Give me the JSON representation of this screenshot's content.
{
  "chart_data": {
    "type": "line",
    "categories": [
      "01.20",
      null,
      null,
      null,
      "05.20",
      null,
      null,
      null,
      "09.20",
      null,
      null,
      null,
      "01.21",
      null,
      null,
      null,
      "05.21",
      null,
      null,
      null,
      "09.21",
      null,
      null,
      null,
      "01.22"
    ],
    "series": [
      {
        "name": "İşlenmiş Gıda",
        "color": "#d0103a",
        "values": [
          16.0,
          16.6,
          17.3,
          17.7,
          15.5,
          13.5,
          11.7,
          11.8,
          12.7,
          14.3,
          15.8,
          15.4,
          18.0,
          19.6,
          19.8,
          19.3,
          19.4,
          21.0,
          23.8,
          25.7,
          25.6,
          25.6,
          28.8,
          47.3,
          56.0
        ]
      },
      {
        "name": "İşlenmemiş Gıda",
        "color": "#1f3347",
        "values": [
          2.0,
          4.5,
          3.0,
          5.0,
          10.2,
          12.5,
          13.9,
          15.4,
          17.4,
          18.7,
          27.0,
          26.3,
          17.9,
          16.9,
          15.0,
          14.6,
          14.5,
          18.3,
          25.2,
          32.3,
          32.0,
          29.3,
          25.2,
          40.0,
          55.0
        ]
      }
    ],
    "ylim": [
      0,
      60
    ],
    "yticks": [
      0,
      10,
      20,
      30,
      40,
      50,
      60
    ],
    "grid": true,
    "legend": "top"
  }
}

● Stated problem:
Reproduce the material precisely, including every line.

● Right answer:
Give me the JSON representation of this screenshot's content.
{
  "chart_data": {
    "type": "line",
    "categories": [
      "01.20",
      null,
      null,
      null,
      "05.20",
      null,
      null,
      null,
      "09.20",
      null,
      null,
      null,
      "01.21",
      null,
      null,
      null,
      "05.21",
      null,
      null,
      null,
      "09.21",
      null,
      null,
      null,
      "01.22"
    ],
    "series": [
      {
        "name": "İşlenmiş Gıda",
        "color": "#d0103a",
        "values": [
          16.0,
          16.6,
          17.3,
          17.7,
          15.5,
          13.5,
          11.7,
          11.8,
          12.7,
          14.3,
          15.8,
          15.4,
          18.0,
          19.6,
          19.8,
          19.3,
          19.4,
          21.0,
          23.8,
          25.7,
          25.6,
          25.6,
          28.8,
          47.3,
          56.0
        ]
      },
      {
        "name": "İşlenmemiş Gıda",
        "color": "#1f3347",
        "values": [
          2.0,
          4.5,
          3.0,
          5.0,
          10.2,
          12.5,
          13.9,
          15.4,
          17.4,
          18.7,
          27.0,
          26.3,
          17.9,
          16.9,
          15.0,
          14.6,
          14.5,
          18.3,
          25.2,
          32.3,
          32.0,
          29.3,
          25.2,
          40.0,
          55.0
        ]
      }
    ],
    "ylim": [
      0,
      60
    ],
    "yticks": [
      0,
      10,
      20,
      30,
      40,
      50,
      60
    ],
    "grid": true,
    "legend": "top"
  }
}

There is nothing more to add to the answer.